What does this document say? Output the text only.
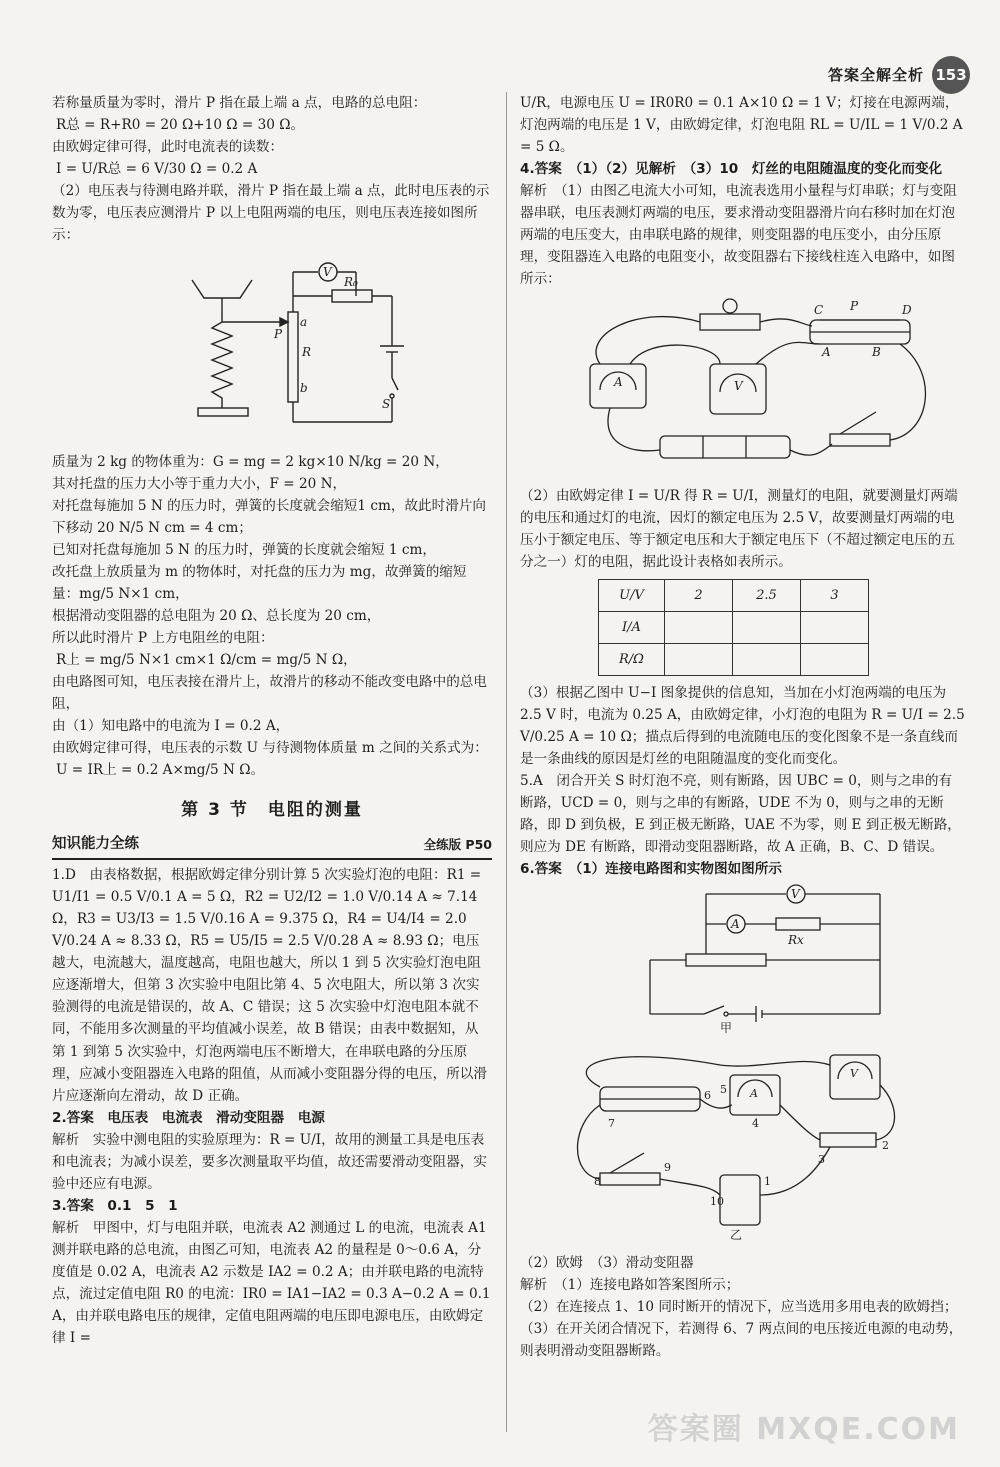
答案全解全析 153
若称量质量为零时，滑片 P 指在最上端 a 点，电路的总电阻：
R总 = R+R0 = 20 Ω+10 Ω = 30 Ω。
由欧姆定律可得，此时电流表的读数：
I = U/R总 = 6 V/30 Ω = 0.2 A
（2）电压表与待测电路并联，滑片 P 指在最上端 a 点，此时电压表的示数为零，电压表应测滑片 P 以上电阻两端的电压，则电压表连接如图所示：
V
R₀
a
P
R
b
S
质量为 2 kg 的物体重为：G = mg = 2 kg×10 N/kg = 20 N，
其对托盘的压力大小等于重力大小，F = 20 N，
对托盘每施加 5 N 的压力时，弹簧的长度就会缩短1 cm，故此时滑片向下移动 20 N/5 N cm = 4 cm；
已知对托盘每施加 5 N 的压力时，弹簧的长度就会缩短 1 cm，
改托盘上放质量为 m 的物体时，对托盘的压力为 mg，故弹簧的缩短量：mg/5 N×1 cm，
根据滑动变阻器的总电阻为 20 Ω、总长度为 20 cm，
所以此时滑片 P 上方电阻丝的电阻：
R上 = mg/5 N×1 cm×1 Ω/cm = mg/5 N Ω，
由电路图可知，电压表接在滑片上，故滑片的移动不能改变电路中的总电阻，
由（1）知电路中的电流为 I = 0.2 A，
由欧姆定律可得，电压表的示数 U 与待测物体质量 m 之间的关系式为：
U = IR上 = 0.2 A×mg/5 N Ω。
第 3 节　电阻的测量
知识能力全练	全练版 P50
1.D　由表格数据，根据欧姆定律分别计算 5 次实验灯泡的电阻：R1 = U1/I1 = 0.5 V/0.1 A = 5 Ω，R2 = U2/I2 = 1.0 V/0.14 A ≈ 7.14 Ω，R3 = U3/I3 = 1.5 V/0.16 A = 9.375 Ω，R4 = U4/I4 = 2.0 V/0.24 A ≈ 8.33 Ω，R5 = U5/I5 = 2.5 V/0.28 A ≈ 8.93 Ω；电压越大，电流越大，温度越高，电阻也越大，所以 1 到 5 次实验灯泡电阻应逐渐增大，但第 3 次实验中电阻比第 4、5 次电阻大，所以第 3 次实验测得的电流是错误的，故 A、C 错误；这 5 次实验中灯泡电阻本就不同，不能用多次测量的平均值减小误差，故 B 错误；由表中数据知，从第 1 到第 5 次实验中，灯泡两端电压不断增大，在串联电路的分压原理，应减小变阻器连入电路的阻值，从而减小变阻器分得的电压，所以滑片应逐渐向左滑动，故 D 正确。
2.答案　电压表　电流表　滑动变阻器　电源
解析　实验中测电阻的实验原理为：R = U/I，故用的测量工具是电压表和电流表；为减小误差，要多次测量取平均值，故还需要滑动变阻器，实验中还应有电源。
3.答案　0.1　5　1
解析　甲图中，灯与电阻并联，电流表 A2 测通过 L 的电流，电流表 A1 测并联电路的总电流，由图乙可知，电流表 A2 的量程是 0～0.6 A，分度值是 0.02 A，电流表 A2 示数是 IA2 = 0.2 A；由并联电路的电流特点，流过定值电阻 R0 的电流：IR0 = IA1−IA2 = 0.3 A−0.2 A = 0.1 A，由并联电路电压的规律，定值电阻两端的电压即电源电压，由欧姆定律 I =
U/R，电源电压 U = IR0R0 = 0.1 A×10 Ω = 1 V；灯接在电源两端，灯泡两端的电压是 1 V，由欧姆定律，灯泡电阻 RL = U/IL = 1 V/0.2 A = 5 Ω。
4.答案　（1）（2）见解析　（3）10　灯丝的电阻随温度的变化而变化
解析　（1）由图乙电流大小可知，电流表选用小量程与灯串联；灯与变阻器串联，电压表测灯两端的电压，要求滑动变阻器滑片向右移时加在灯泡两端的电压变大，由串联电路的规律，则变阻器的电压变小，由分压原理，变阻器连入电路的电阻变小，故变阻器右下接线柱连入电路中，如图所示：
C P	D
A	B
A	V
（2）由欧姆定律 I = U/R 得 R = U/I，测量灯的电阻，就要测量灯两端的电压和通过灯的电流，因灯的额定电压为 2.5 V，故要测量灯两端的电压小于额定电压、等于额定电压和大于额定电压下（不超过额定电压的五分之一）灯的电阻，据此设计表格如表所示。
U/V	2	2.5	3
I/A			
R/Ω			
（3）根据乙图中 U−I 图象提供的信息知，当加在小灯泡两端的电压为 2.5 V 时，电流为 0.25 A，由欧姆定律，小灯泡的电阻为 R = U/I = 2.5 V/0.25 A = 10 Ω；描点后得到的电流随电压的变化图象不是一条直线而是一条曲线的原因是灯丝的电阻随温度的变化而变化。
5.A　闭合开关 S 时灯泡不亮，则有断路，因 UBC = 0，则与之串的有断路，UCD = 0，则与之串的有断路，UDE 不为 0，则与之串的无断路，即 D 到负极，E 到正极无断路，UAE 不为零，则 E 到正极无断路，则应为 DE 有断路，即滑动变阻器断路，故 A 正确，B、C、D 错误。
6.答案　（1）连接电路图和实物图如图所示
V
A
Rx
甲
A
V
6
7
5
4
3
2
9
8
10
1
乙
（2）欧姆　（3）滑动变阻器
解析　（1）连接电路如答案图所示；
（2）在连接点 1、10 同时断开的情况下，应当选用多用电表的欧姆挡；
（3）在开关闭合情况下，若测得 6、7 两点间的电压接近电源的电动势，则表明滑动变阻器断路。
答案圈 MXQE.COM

------------------------

■ EXERCISE BRIEF: Within the listing above, copy each line that has the string "的压力时".

■ EXERCISE RESPONSE:
对托盘每施加 5 N 的压力时，弹簧的长度就会缩短1 cm，故此时滑片向下移动 20 N/5 N cm = 4 cm；
已知对托盘每施加 5 N 的压力时，弹簧的长度就会缩短 1 cm，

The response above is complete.